TEXT SEGMENT:
▼

The PAN procedure is an internationally acclaimed medical platform validated for safety, efficacy and accessibility, recognised by the WHO (Innovation Award) and China’s National Technological Invention Award.50–52 Standardised via the IEEE and codified in two international standards and three guidelines, the system uses 23 specialised devices (12 CE-certified).18,30,53,54 Over 10 years, the PAN techniques have been implemented in 68 countries across Europe, Asia and Africa, including France, Germany, Japan, Russia, Thailand and Kenya.51 Its clinical success across diverse healthcare settings has established it as a paradigm-shifting advance in interventional medicine. As part of the UN Sustainable Development Goals, the PAN procedure initiative has expanded access to cardiac care to underserved populations, supported by an international training program spanning over 30 countries.22,50 The Beijing-based training program has certified 1,192 professionals from 32 countries, supported by 12 mobile surgical units for global deployment.20 The technology has earned international acclaim, with WHO Director-General Margaret Chan, CSI Chairman Mario Carminati and PCR London Valve Chairman Francesco Maisano endorsing its clinical value.50,55 The PAN procedure’s reproducible outcomes and ability to resolve critical unmet needs continue to drive its global adoption as a transformative medical innovation.
Conclusion
The PAN technique represents a significant innovation in cardiovascular intervention therapy, successfully overcoming the limitations of traditional fluoroscopy-guided methods. By eliminating the use of radiation and contrast agents, the PAN procedure substantially reduces iatrogenic injury risks while enhancing healthcare accessibility and affordability. Implementation relies on innovative positioning methods and specially designed devices, such as the key anatomical structure detection method and echo-guided wires, which significantly shorten learning curves and improve success rates. In conclusion, the PAN technique represents a technological revolution in cardiovascular intervention therapy, addressing the challenges that traditional techniques struggle to overcome through innovative methods. Guided by the principles of ‘protecting patients, protecting doctors, saving costs and suitable for promotion’, the PAN technique will continue to develop and benefit more patients globally, making a significant contribution to achieving the goal of heart health for all.
Clinical Perspective
- Structural heart disease, a major global health burden, poses significant public health challenges in tropical and low-resource settings. Conventional fluoroscopy-guided interventions have critical limitations: iatrogenic risks, restricted access and suboptimal imaging.
- The percutaneous and non-fluoroscopic (PAN) technique replaces radiation/contrast agents with ultrasound guidance, enhancing safety, particularly for vulnerable populations like infants, pregnant women and immunocompromised individuals.
- The PAN procedure obviates the need for costly cath labs, enabling decentralised care via community hospitals/mobile units to expand access in resource-limited settings.
- Advances in specialised intervention instrumentation, including guidewires (Panna wire), catheters and occluders, have effectively addressed long-term complications while setting new standards in interventional cardiology.

▲

GOAL OF THE EXERCISE: In the text on the PAN technique above, condense the paragraph beginning "The PAN technique represents a significant innovation" into a bulleted list that keeps its main facts.

SUPPLIED MATERIAL:
▼

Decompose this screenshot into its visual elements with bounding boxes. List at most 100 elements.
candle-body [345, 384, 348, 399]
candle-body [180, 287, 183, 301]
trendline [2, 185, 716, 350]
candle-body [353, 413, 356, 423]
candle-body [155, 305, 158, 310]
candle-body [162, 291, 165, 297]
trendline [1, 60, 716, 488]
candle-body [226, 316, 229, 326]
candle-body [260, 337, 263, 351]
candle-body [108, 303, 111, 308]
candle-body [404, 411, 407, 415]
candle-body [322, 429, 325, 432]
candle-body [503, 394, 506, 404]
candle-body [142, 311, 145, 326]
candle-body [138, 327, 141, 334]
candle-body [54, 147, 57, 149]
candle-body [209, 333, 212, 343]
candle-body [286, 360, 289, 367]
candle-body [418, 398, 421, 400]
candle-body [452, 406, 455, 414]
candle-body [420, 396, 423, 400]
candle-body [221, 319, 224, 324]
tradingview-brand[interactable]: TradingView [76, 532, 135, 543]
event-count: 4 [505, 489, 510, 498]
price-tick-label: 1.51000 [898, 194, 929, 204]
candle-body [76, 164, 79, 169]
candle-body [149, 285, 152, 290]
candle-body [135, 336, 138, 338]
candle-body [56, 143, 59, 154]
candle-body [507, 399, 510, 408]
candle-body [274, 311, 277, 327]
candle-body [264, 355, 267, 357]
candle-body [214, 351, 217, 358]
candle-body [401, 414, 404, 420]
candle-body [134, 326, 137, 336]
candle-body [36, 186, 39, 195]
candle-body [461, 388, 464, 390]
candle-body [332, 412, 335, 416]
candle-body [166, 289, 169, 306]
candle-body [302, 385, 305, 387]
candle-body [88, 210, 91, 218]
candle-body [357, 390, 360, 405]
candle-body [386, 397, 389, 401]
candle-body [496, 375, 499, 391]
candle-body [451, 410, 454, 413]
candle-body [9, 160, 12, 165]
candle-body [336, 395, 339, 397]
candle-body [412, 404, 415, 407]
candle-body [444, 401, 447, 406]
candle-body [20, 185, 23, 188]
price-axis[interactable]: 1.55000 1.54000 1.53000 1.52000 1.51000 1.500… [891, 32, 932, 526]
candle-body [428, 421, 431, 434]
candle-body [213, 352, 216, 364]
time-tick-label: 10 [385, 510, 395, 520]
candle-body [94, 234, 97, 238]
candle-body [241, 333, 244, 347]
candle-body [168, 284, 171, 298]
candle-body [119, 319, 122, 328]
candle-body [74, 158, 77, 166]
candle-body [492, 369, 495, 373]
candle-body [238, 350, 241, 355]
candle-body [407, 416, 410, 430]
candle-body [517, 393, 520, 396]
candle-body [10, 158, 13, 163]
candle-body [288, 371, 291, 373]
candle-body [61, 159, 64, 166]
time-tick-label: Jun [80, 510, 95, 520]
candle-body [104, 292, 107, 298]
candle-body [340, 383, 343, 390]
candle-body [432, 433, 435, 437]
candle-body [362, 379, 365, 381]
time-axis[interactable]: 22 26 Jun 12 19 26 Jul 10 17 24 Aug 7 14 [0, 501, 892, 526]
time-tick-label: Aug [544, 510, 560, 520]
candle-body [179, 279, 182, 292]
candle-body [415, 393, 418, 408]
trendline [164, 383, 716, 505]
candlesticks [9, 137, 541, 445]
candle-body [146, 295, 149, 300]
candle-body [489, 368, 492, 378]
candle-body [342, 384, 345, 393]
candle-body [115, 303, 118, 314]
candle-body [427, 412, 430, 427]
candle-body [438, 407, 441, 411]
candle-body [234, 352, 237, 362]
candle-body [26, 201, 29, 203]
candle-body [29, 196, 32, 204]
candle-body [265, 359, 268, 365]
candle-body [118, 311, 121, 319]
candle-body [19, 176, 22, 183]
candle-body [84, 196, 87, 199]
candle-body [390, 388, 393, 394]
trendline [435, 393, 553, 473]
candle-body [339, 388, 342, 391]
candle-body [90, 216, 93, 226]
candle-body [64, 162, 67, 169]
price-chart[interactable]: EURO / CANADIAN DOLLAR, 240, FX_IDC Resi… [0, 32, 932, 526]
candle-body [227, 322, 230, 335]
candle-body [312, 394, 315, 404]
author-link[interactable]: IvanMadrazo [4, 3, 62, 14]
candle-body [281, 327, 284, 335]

▲

ANSWER TO THIS TASK:
- The PAN technique is a significant innovation in cardiovascular intervention therapy. It overcomes the limitations of traditional fluoroscopy-guided methods.
- It eliminates radiation and contrast agents. This substantially reduces iatrogenic injury risks and improves healthcare accessibility and affordability.
- It relies on innovative positioning methods and specially designed devices, such as the key anatomical structure detection method and echo-guided wires. These shorten learning curves and improve success rates.
- Its guiding principles are "protecting patients, protecting doctors, saving costs and suitable for promotion."
- It will continue to develop and benefit more patients globally, contributing significantly to the goal of heart health for all.